- Problem details -
From the entries below, copy out every line with "bước" in it.

[Stored entries]
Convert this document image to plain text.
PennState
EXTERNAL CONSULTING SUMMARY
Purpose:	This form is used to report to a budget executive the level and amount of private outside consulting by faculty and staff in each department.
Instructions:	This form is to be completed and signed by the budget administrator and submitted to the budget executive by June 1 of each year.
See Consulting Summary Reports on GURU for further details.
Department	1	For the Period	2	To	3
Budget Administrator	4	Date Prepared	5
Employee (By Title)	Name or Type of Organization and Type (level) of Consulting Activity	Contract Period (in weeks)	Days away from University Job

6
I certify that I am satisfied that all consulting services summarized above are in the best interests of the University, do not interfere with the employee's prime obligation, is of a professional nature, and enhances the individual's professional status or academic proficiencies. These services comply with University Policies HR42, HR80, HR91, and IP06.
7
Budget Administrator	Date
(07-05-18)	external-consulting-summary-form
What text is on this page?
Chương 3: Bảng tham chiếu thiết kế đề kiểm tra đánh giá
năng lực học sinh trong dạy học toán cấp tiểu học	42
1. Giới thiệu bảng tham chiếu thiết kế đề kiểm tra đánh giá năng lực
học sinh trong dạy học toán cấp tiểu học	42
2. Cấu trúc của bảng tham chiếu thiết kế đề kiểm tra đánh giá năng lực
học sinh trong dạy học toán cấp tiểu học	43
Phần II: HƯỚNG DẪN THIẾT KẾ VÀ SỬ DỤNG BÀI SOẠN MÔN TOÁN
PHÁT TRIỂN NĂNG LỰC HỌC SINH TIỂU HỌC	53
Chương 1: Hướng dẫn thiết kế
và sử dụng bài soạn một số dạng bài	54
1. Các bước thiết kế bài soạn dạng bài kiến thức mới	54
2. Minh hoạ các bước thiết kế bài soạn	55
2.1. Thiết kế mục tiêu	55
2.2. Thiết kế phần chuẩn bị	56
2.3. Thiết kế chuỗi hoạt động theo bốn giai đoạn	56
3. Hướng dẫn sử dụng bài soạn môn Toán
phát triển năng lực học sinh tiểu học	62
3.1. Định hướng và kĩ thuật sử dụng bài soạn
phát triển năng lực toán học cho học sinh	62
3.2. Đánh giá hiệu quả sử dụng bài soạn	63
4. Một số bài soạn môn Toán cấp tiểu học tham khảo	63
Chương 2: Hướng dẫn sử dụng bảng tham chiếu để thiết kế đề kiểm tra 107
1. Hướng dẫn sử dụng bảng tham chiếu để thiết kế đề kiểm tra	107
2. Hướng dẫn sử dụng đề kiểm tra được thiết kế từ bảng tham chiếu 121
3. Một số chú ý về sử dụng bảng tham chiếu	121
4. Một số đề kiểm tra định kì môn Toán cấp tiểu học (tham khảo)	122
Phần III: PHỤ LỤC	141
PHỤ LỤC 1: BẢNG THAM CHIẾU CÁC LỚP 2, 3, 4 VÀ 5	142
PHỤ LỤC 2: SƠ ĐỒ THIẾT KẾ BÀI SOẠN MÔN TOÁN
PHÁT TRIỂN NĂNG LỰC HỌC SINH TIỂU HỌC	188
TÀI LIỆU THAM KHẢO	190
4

- The reply -
1. Các bước thiết kế bài soạn dạng bài kiến thức mới	54
2. Minh hoạ các bước thiết kế bài soạn	55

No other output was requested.